Условие задания: Продолжите отрывок о переселенцах в тюменских бараках, начиная сразу после его последней фразы.

Цитируемый текст:
Старший мальчик, весь оборванный и босой, покраснел, как девушка: так ему совестно было выделяться из толпы и предстать в своем нищенском виде. Да! мальчик этот был и нежен, и симпатичен, и глаза у него прекрасные, словом, он был ничуть не хуже чем наш с вами, любезный читатель, родной сын, этот милый гимназистик, – только вон он не ел целый день, раздет чуть не донага, нет на его голове шапки, а на ногах сапог. А то он совершенно такой же милый мальчик, как и наш родной и любимый сын!
Немало и личной тревоги возникает на душе постороннего посетителя тюменских бараков, когда он хоть немного освоится с интересами толпы, наполняющей переселенческий двор. Здесь отношения его к крестьянину принимают совершенно иной характер и смысл, чем это было при обыденных отношениях барина к мужику. Никогда он не слыхал от него такого простого слова о его нужде и никогда не имел случая так просто, как здесь, расспрашивать его о его желаниях. В нашей обыденной жизни нет таких минут, которые бы мы могли исключительно посвятить вниманию к народной нужде, и видели бы, что разговор о помощи и о нужде не просто разговор, а действительная помощь, не пустое слово, а самое настоящее дело. И получаса таких разговоров совершенно достаточно для того, чтобы исчезла всякая возможность видеть хотя малейшую разницу в желаниях человека, так сказать, культурного, и желаниях и нравственных потребностях этого разутого мужика, окруженного кучей разутых ребят. Здесь (именно здесь и нигде больше) такой разутый человек, мужик, не пришел к «барину» наниматься, не продает барину дрова или поросенка, здесь барин не нанимает его за двугривенный принести то-то или отнести, наколоть дров или запрячь лошадь; здесь он находится просто в положении человека, исключительно заинтересованного делом общечеловеческим, и пред ним не мужик, не извозчик, не нищий, не ломовик, а точь-в-точь такой же человек, как и он сам, только барин обут, одет и сыт, а мужик голоден, бос и наг. Но в разговорах барина и мужика друг с другом оказывается, что оба они одинаково пекутся о детях, одинаково озабочены их судьбою, одинаково желают им счастья, одинаково мучаются об их темном будущем, печалятся о семействе, о старухе матери. Оказывается, что оба они дорожат собственной совестью, честью, хотят жить «порядочно», чисто, словом, что они именно родные братья, никогда не встречающиеся в жизни при таких бескорыстных условиях, как здесь, на этом дворе тюменских бараков. Часто ли удавалось культурному человеку без всякой корыстной цели или без всякой личной надобности, но по простому указанию человеческой совести, приходить к простому бедному мужику и говорить ему:
– Тебе надобно помочь. Тебе трудно. Тебе надобно земли, лошадь; тебе нужно кормить-поить детей. На-ко, возьми эти деньги.

Представленные данные:

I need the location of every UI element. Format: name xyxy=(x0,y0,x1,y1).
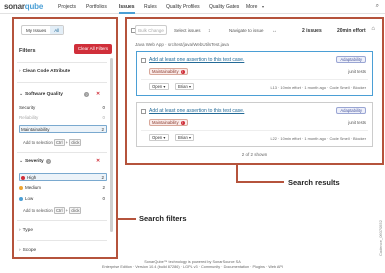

Ответ на задание:
Никто из нас никогда этого не видал, а стало быть, и не знает, что значит видеть в этом босом человеке, в его босых детях, в изнуренной жене – наших родных братьев, точь-в-точь таких же, как наши, – детей, и точь-в-точь таких, как наши, – жен.
В обыкновенных наших отношениях никогда не придется нам испытать, ничего подобного; никогда как братья, как люди с совершенно одинаковыми печалями жизни, мы не сходились так близко друг с другом и никогда не ощущали такой неправды в разнице положения. И вот почему до сей минуты не приходит желания «набросать» какую-нибудь «жанровую картинку», чтобы хоть немного повеселить читателя.
VII. Река-пустыня. – Переселенцы в Томске
– А мне чего ждать-то? чего мне годить?
– Да дай хоть рассудить-то! Погоди!
– Рассуждай не рассуждай, идтить надо! Мне ждать не подходит. Отпустите, ваше высокоблагородие, сделайте божескую милость!
– Остановите его, ваше сиятельство! Как же мы-то? Уж увместях бы.
Это несогласие требует продолжительных толков и внимания к малейшим мелочам жизни этих людей. Часа два битых нужно доказывать выгоду того-то и невыгоду этого, урезонивать, усовещевать. В конце концов всегда оказывается, что обе стороны приходят к такому решению, которое выгодно для них обеих. Высчитывается, что ехать нетерпеливому человеку на пароходе невыгодно, приводится цифра платы за билет, за багаж и расходы на продовольствие. Доказывается, что, доехав до такого-то места на пароходе, далее необходимо ехать сухим путем и, следовательно, покупать лошадь. На покупку надобно просить ссуду и, следовательно, резоннее всего не спешить, купить лошадь и ехать всей партией на лошадях до места.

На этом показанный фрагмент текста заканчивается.